_DIRECTIONS_
Transcribe all of the entries below exactly. Leave out the pictures.

_RECORDS PROVIDED_

▶

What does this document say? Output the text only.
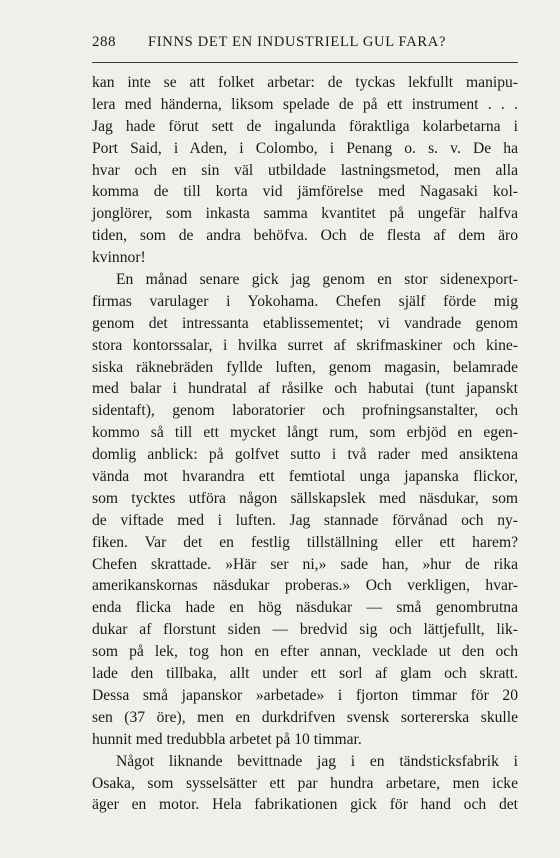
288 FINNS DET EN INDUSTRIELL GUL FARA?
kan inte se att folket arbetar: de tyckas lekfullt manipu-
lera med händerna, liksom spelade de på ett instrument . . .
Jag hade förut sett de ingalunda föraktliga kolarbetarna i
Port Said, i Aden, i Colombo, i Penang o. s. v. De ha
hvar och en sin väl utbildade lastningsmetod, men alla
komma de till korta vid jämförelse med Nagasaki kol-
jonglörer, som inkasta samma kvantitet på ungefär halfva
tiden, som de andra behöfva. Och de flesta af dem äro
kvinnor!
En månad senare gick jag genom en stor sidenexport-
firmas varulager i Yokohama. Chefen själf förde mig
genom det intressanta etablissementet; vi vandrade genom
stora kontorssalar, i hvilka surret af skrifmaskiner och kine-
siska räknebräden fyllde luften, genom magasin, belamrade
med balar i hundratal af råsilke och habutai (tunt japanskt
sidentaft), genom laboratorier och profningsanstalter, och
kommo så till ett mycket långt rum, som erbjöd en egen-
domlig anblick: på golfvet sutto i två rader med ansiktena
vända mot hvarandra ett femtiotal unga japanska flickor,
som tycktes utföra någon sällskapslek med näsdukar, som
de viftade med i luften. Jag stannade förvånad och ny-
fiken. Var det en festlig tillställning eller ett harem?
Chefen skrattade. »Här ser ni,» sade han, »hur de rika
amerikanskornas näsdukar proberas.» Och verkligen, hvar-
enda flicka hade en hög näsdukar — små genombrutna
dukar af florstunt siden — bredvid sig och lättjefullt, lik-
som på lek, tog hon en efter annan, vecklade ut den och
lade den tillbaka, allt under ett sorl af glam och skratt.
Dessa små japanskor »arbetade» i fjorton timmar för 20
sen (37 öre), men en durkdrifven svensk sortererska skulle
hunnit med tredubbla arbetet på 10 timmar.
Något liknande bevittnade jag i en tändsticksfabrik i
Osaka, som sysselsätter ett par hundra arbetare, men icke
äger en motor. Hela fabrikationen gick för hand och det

◀

_REPLY_
What does this document say? Output the text only.
288 FINNS DET EN INDUSTRIELL GUL FARA?
kan inte se att folket arbetar: de tyckas lekfullt manipu-
lera med händerna, liksom spelade de på ett instrument . . .
Jag hade förut sett de ingalunda föraktliga kolarbetarna i
Port Said, i Aden, i Colombo, i Penang o. s. v. De ha
hvar och en sin väl utbildade lastningsmetod, men alla
komma de till korta vid jämförelse med Nagasaki kol-
jonglörer, som inkasta samma kvantitet på ungefär halfva
tiden, som de andra behöfva. Och de flesta af dem äro
kvinnor!
En månad senare gick jag genom en stor sidenexport-
firmas varulager i Yokohama. Chefen själf förde mig
genom det intressanta etablissementet; vi vandrade genom
stora kontorssalar, i hvilka surret af skrifmaskiner och kine-
siska räknebräden fyllde luften, genom magasin, belamrade
med balar i hundratal af råsilke och habutai (tunt japanskt
sidentaft), genom laboratorier och profningsanstalter, och
kommo så till ett mycket långt rum, som erbjöd en egen-
domlig anblick: på golfvet sutto i två rader med ansiktena
vända mot hvarandra ett femtiotal unga japanska flickor,
som tycktes utföra någon sällskapslek med näsdukar, som
de viftade med i luften. Jag stannade förvånad och ny-
fiken. Var det en festlig tillställning eller ett harem?
Chefen skrattade. »Här ser ni,» sade han, »hur de rika
amerikanskornas näsdukar proberas.» Och verkligen, hvar-
enda flicka hade en hög näsdukar — små genombrutna
dukar af florstunt siden — bredvid sig och lättjefullt, lik-
som på lek, tog hon en efter annan, vecklade ut den och
lade den tillbaka, allt under ett sorl af glam och skratt.
Dessa små japanskor »arbetade» i fjorton timmar för 20
sen (37 öre), men en durkdrifven svensk sortererska skulle
hunnit med tredubbla arbetet på 10 timmar.
Något liknande bevittnade jag i en tändsticksfabrik i
Osaka, som sysselsätter ett par hundra arbetare, men icke
äger en motor. Hela fabrikationen gick för hand och det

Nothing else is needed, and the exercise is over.